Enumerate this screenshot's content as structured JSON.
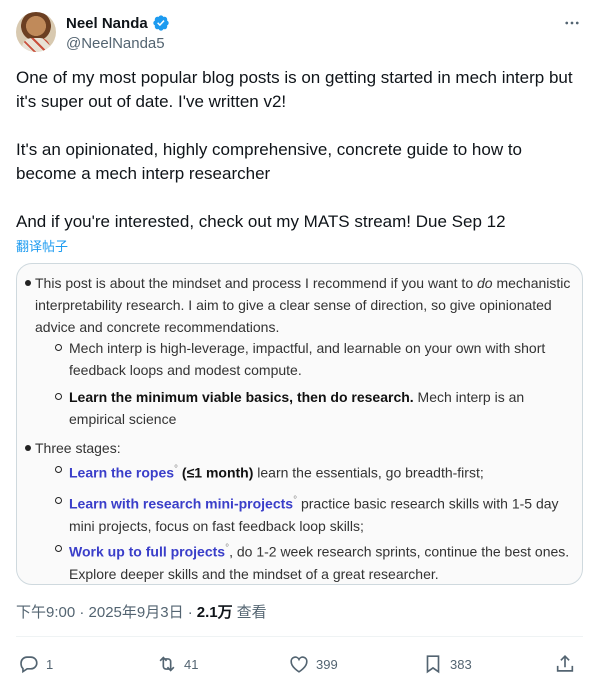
{
  "author": {
    "display_name": "Neel Nanda",
    "handle": "@NeelNanda5"
  },
  "tweet": {
    "lines": [
      "One of my most popular blog posts is on getting started in mech interp but it's super out of date. I've written v2!",
      "It's an opinionated, highly comprehensive, concrete guide to how to become a mech interp researcher",
      "And if you're interested, check out my MATS stream! Due Sep 12"
    ],
    "translate_label": "翻译帖子"
  },
  "image": {
    "intro_a": "This post is about the mindset and process I recommend if you want to ",
    "intro_em": "do",
    "intro_b": " mechanistic",
    "intro_l2": "interpretability research. I aim to give a clear sense of direction, so give opinionated",
    "intro_l3": "advice and concrete recommendations.",
    "sub1_l1": "Mech interp is high-leverage, impactful, and learnable on your own with short",
    "sub1_l2": "feedback loops and modest compute.",
    "sub2_bold": "Learn the minimum viable basics, then do research.",
    "sub2_rest": " Mech interp is an",
    "sub2_l2": "empirical science",
    "stages_label": "Three stages:",
    "stage1_link": "Learn the ropes",
    "stage1_paren": " (≤1 month)",
    "stage1_rest": " learn the essentials, go breadth-first;",
    "stage2_link": "Learn with research mini-projects",
    "stage2_rest": " practice basic research skills with 1-5 day",
    "stage2_l2": "mini projects, focus on fast feedback loop skills;",
    "stage3_link": "Work up to full projects",
    "stage3_rest": ", do 1-2 week research sprints, continue the best ones.",
    "stage3_l2": "Explore deeper skills and the mindset of a great researcher.",
    "degree_mark": "°"
  },
  "meta": {
    "time": "下午9:00 · 2025年9月3日 · ",
    "views": "2.1万",
    "views_label": "查看"
  },
  "actions": {
    "replies": "1",
    "reposts": "41",
    "likes": "399",
    "bookmarks": "383"
  },
  "colors": {
    "accent": "#1d9bf0",
    "link_in_image": "#3a3ec9",
    "secondary_text": "#536471"
  },
  "icons": [
    "verified-badge-icon",
    "more-icon",
    "reply-icon",
    "repost-icon",
    "like-icon",
    "bookmark-icon",
    "share-icon"
  ]
}
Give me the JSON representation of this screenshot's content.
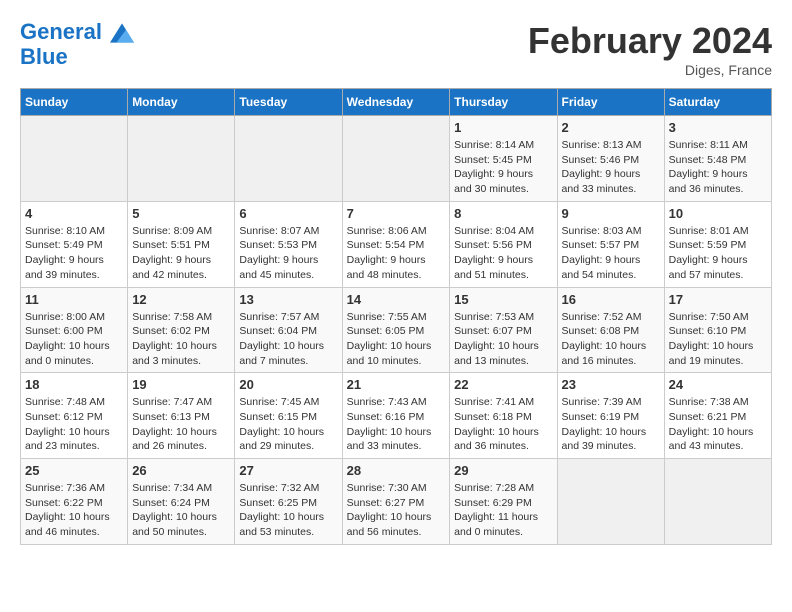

> **REQUIRED TASK**
Across all the entries, count the lines that contain the word "skills" and give the number by itself.

> **TASK RESPONSE**
3